> **TASK DETAILS**
Find the lines holding the word "JSON" and collect them.

> **INPUT MATERIAL**
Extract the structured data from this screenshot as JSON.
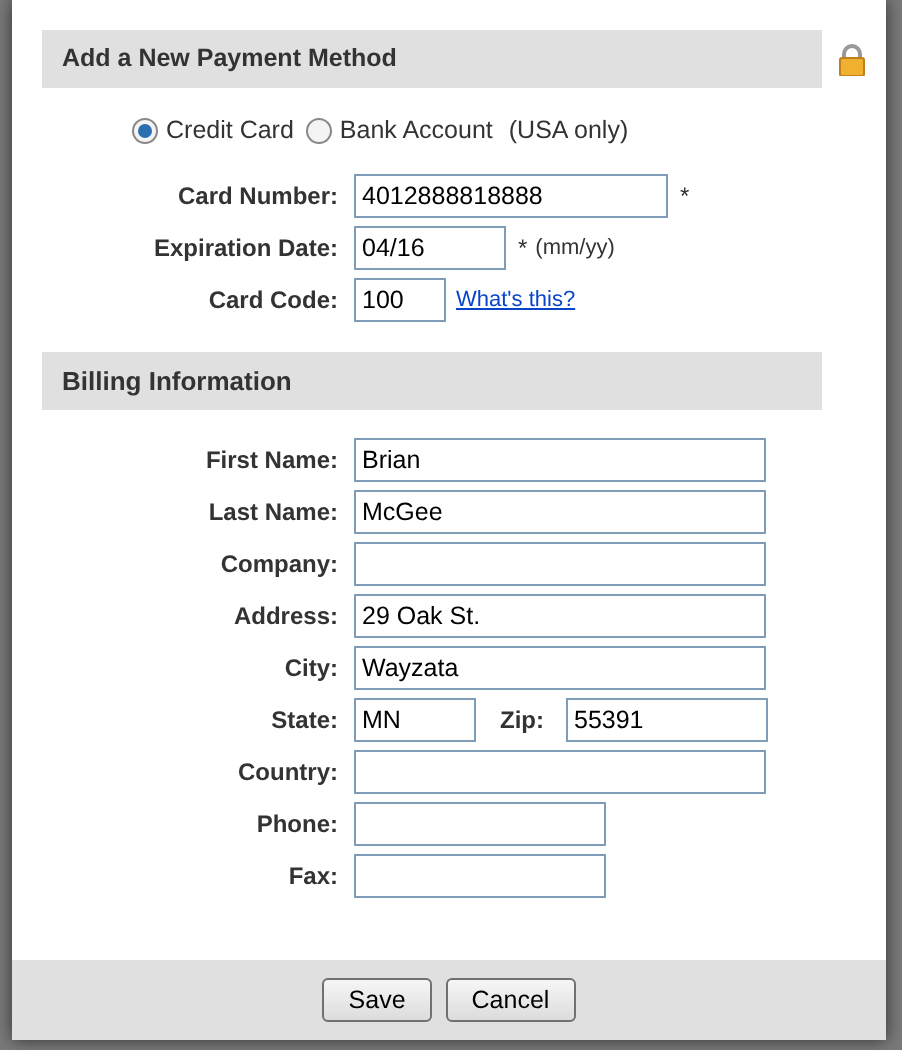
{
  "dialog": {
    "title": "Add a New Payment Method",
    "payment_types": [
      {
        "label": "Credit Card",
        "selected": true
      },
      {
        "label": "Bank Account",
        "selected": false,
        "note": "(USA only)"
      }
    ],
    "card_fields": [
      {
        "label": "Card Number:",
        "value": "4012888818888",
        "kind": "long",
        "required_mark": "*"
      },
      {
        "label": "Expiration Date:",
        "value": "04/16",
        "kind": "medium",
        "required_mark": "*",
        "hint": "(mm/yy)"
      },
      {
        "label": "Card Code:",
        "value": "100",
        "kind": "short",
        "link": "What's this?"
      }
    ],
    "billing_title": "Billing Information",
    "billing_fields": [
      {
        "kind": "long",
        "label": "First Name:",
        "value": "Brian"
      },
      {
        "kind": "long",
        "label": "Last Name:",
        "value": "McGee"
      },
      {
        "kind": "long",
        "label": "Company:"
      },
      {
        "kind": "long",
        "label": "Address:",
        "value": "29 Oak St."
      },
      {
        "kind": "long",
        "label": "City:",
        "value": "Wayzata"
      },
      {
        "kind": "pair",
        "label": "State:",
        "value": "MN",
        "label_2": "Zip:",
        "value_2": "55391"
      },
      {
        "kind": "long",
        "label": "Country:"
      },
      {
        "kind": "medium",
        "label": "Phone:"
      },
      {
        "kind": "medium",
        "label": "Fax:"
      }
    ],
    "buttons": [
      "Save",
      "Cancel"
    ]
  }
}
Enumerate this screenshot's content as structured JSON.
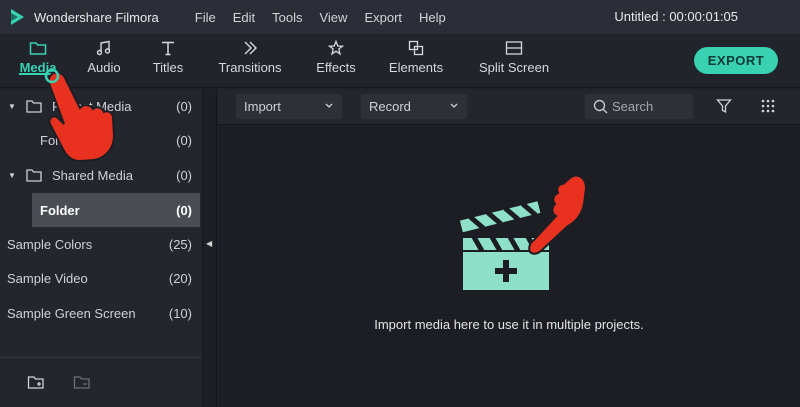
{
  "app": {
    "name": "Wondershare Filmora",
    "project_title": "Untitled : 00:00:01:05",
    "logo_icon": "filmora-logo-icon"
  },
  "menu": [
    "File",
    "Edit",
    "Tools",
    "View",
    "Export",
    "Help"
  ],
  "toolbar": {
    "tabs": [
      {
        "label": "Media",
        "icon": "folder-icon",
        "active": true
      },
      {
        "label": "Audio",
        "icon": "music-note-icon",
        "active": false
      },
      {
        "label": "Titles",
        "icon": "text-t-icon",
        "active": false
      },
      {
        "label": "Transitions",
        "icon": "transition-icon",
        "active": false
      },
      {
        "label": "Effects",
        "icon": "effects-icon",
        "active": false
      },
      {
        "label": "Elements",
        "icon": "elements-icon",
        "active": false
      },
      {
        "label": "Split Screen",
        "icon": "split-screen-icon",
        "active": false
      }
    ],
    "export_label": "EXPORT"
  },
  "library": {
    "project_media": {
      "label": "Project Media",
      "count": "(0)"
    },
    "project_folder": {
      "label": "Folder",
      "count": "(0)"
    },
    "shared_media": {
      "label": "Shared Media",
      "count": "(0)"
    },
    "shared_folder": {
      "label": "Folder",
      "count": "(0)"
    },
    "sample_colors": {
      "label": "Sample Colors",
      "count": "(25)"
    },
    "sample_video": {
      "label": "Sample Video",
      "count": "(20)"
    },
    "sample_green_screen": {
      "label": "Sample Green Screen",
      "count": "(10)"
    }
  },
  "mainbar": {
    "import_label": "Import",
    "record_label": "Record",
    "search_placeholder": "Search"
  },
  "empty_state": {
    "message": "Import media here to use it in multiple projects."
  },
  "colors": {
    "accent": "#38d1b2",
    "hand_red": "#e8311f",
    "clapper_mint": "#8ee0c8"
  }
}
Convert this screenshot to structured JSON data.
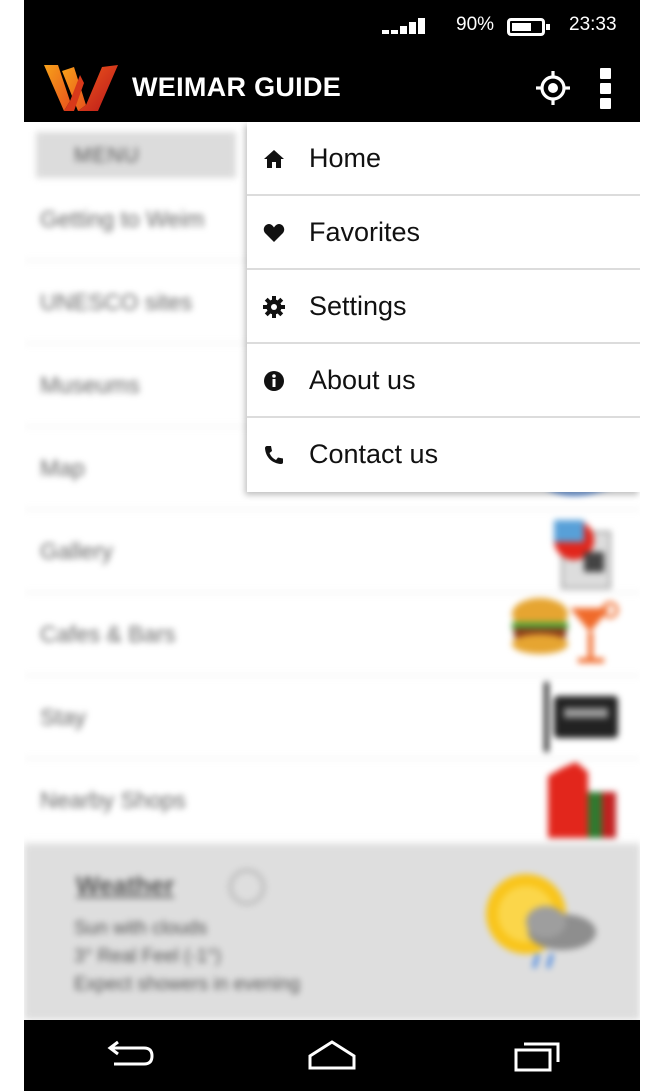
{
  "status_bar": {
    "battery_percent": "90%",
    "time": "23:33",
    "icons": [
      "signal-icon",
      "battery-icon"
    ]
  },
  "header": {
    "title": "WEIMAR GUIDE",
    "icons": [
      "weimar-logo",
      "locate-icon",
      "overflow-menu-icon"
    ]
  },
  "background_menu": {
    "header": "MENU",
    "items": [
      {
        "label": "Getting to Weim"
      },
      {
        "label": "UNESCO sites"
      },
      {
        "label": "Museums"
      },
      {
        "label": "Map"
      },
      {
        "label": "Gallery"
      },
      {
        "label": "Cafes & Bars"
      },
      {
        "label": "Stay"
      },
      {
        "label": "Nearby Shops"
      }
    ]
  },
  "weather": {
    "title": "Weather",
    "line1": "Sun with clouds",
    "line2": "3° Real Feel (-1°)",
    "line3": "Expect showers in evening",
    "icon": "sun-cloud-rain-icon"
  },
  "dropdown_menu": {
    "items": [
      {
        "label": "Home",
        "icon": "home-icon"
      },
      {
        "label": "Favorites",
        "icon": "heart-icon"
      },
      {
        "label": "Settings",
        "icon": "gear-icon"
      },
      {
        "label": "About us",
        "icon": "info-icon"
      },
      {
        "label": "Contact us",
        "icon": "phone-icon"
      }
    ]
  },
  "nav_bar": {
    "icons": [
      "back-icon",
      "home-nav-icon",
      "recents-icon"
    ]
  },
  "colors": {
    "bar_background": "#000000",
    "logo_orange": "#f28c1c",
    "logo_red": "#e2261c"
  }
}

---

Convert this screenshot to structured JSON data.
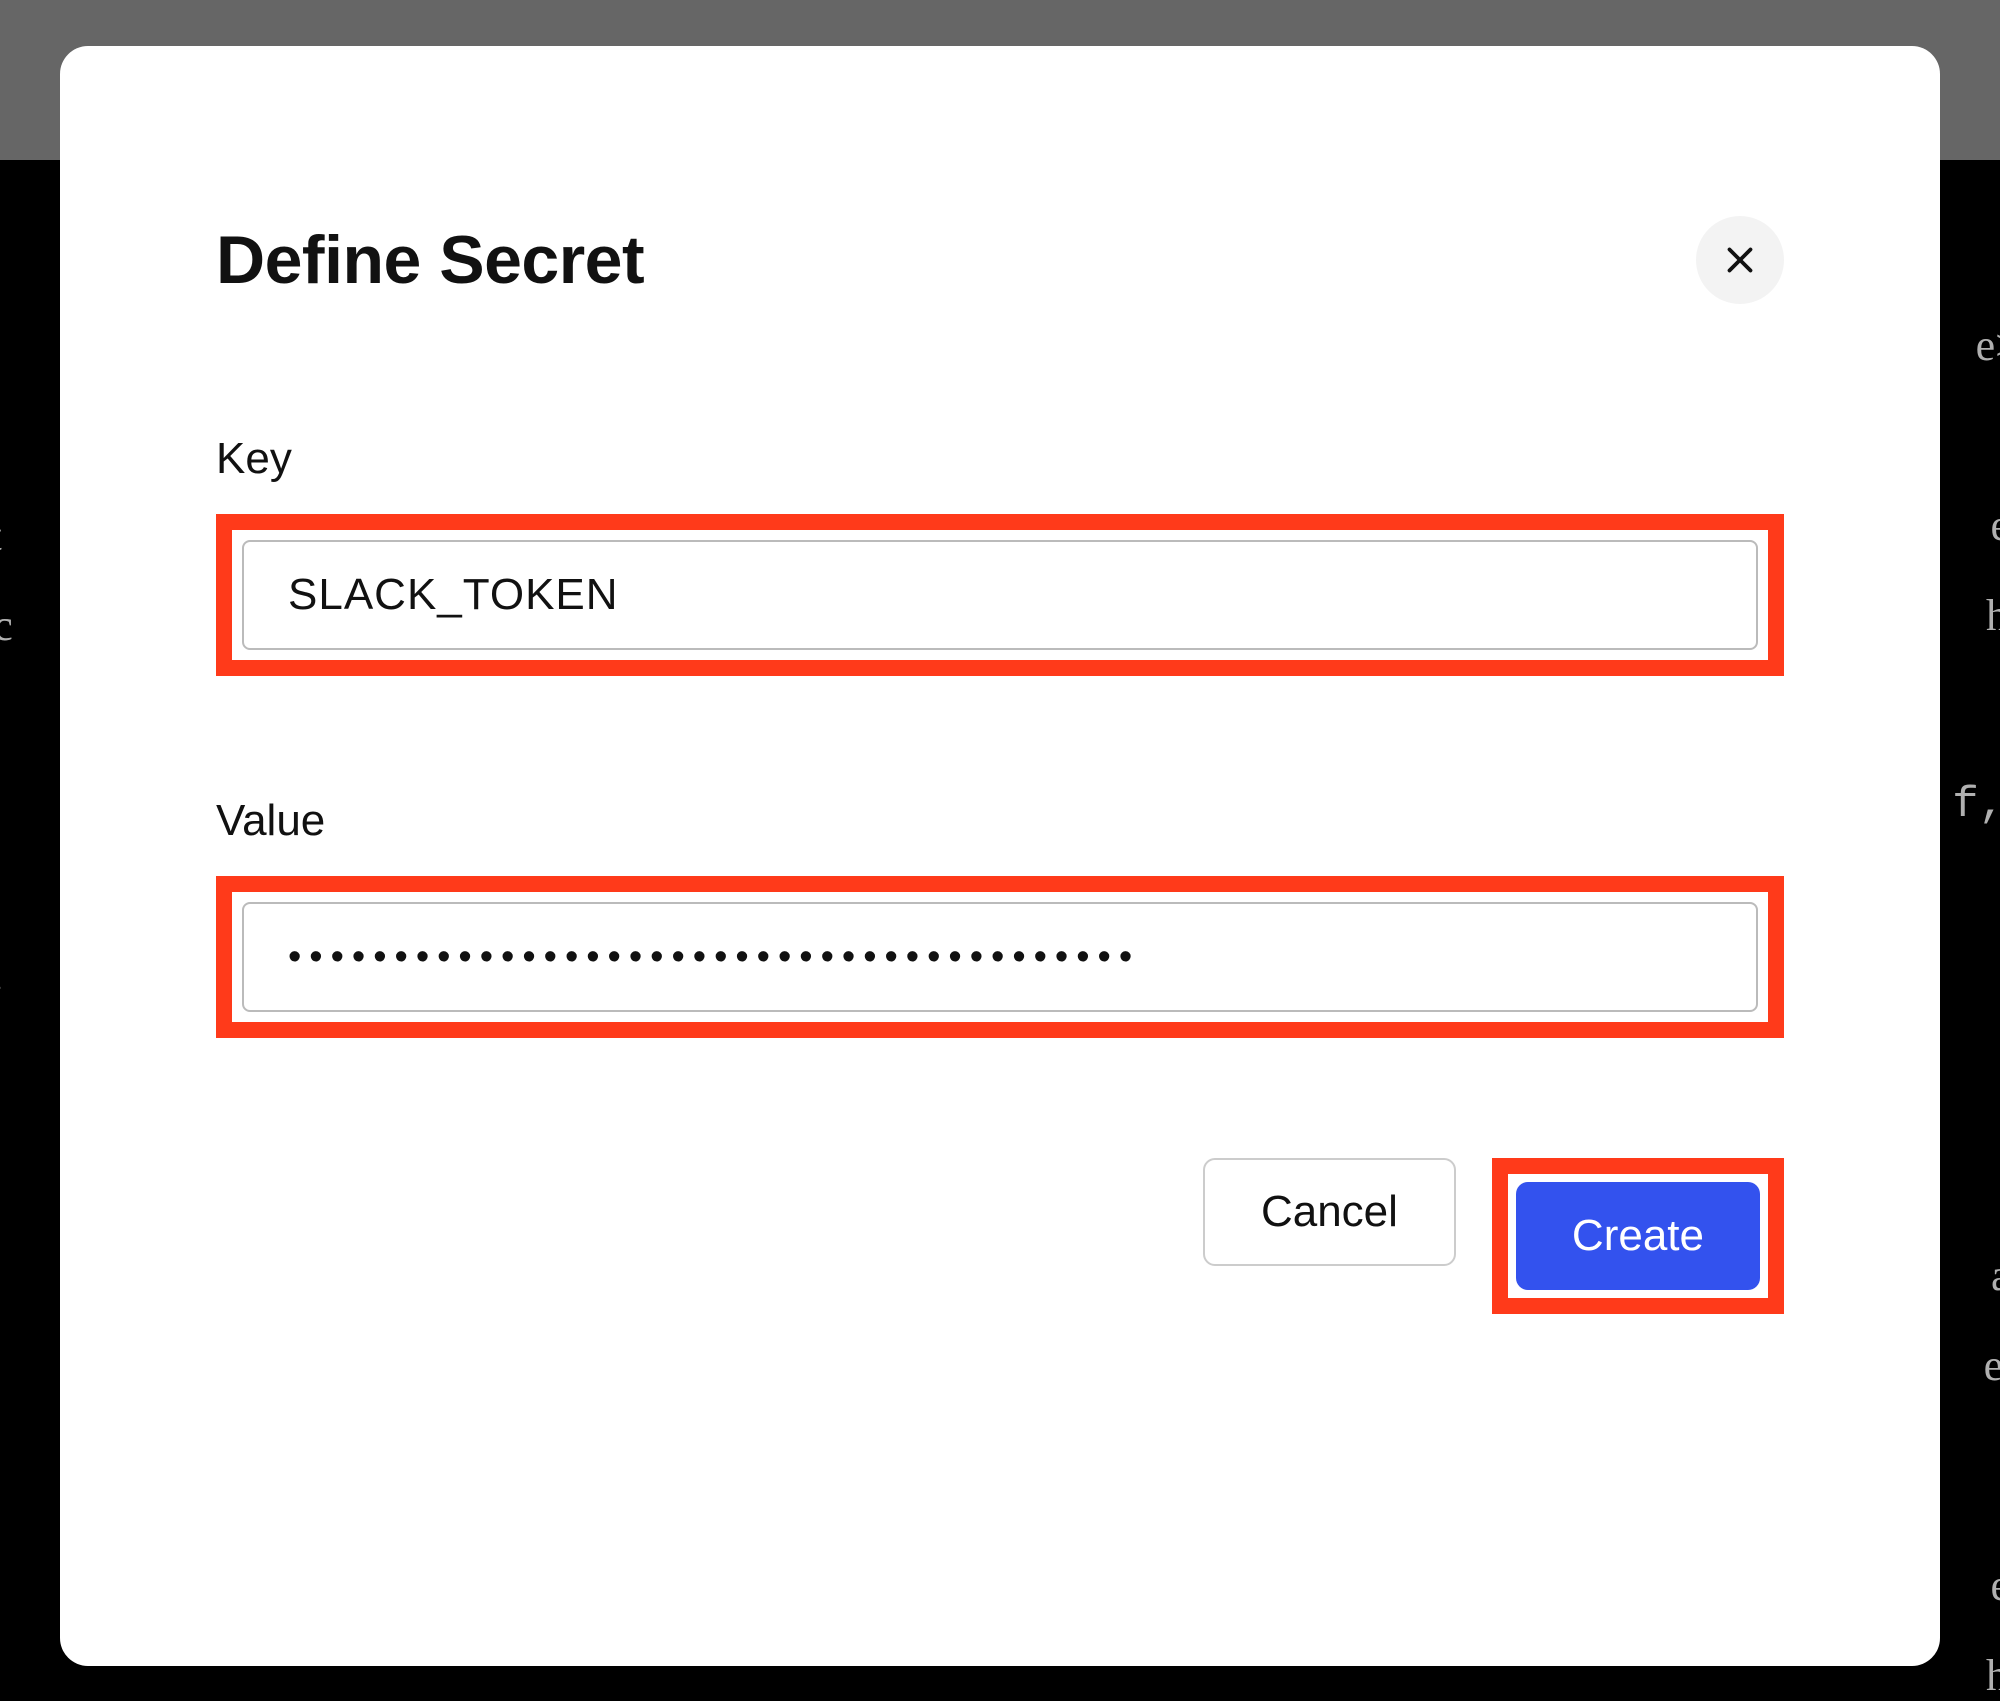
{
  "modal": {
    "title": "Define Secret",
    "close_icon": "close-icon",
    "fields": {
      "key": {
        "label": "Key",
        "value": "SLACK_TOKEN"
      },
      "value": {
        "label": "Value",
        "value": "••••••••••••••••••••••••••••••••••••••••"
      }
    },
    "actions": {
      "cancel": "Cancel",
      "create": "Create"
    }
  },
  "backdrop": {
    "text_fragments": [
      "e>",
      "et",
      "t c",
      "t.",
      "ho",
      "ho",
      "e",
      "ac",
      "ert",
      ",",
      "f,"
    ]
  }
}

> **FINAL RESULT**
Extract the structured data from this screenshot as JSON.
Enumerate this screenshot's content as structured JSON.
Convert this screenshot to structured JSON data.
Convert this screenshot to structured JSON data.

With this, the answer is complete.